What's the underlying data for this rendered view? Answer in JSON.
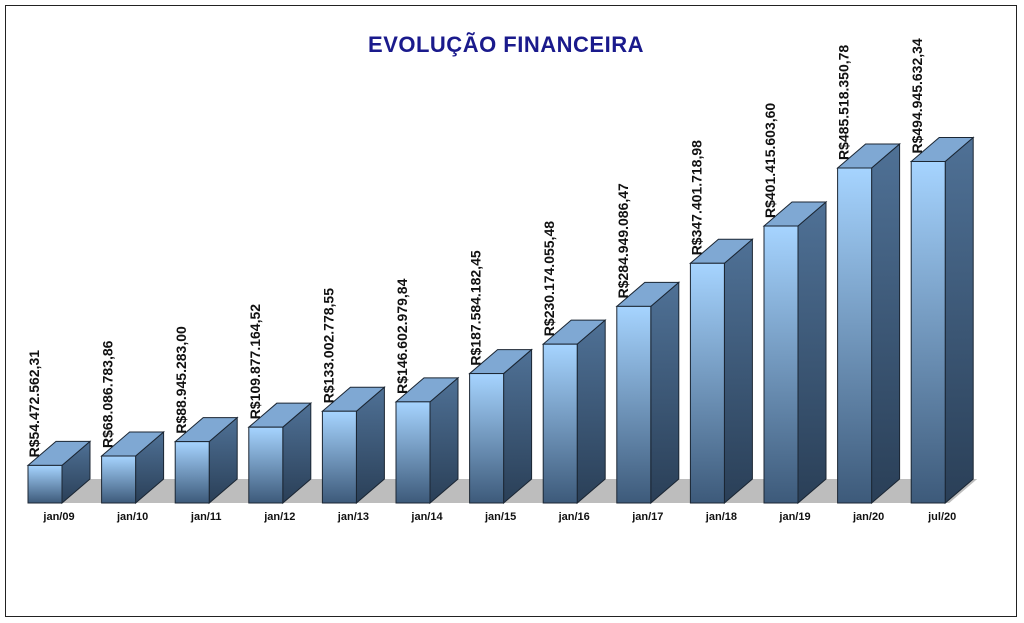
{
  "chart_data": {
    "type": "bar",
    "title": "EVOLUÇÃO FINANCEIRA",
    "xlabel": "",
    "ylabel": "",
    "categories": [
      "jan/09",
      "jan/10",
      "jan/11",
      "jan/12",
      "jan/13",
      "jan/14",
      "jan/15",
      "jan/16",
      "jan/17",
      "jan/18",
      "jan/19",
      "jan/20",
      "jul/20"
    ],
    "values": [
      54472562.31,
      68086783.86,
      88945283.0,
      109877164.52,
      133002778.55,
      146602979.84,
      187584182.45,
      230174055.48,
      284949086.47,
      347401718.98,
      401415603.6,
      485518350.78,
      494945632.34
    ],
    "data_labels": [
      "R$54.472.562,31",
      "R$68.086.783,86",
      "R$88.945.283,00",
      "R$109.877.164,52",
      "R$133.002.778,55",
      "R$146.602.979,84",
      "R$187.584.182,45",
      "R$230.174.055,48",
      "R$284.949.086,47",
      "R$347.401.718,98",
      "R$401.415.603,60",
      "R$485.518.350,78",
      "R$494.945.632,34"
    ],
    "ylim": [
      0,
      500000000
    ],
    "grid": false,
    "legend": "none",
    "style": "3d",
    "colors": {
      "title": "#1a1a8c",
      "bar_front_top": "#a6d4ff",
      "bar_front_bottom": "#3d5a7a",
      "bar_side": "#4f7196",
      "bar_top": "#7fa8d3",
      "floor": "#bdbdbd"
    }
  }
}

▶ [DIRECTIONS]: All entries must be written out again exactly as given, with no pictures in the copy.

▶ [WRITTEN SOLUTION]:
What's the underlying data for this rendered view? Answer in JSON.
{
  "chart_data": {
    "type": "bar",
    "title": "EVOLUÇÃO FINANCEIRA",
    "xlabel": "",
    "ylabel": "",
    "categories": [
      "jan/09",
      "jan/10",
      "jan/11",
      "jan/12",
      "jan/13",
      "jan/14",
      "jan/15",
      "jan/16",
      "jan/17",
      "jan/18",
      "jan/19",
      "jan/20",
      "jul/20"
    ],
    "values": [
      54472562.31,
      68086783.86,
      88945283.0,
      109877164.52,
      133002778.55,
      146602979.84,
      187584182.45,
      230174055.48,
      284949086.47,
      347401718.98,
      401415603.6,
      485518350.78,
      494945632.34
    ],
    "data_labels": [
      "R$54.472.562,31",
      "R$68.086.783,86",
      "R$88.945.283,00",
      "R$109.877.164,52",
      "R$133.002.778,55",
      "R$146.602.979,84",
      "R$187.584.182,45",
      "R$230.174.055,48",
      "R$284.949.086,47",
      "R$347.401.718,98",
      "R$401.415.603,60",
      "R$485.518.350,78",
      "R$494.945.632,34"
    ],
    "ylim": [
      0,
      500000000
    ],
    "grid": false,
    "legend": "none",
    "style": "3d",
    "colors": {
      "title": "#1a1a8c",
      "bar_front_top": "#a6d4ff",
      "bar_front_bottom": "#3d5a7a",
      "bar_side": "#4f7196",
      "bar_top": "#7fa8d3",
      "floor": "#bdbdbd"
    }
  }
}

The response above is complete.